Items listed in a dataset
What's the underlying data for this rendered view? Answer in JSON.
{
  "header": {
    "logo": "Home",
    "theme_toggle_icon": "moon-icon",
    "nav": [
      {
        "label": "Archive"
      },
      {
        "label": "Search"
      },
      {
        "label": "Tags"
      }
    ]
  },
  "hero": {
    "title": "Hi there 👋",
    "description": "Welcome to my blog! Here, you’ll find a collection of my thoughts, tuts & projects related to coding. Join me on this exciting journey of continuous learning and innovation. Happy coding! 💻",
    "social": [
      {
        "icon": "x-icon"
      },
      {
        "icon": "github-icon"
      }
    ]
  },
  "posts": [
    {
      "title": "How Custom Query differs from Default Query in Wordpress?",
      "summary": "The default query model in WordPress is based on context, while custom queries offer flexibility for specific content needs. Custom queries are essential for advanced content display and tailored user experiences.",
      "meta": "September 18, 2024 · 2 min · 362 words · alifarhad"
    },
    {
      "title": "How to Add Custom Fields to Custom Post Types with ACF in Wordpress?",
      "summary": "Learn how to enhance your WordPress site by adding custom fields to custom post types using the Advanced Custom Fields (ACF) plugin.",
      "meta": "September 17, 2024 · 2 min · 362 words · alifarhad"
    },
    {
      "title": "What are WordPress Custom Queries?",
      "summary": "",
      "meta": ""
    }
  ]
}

= Aim =
Answer with one number only: how many lines above contain the word "September".

= Worked answer =
2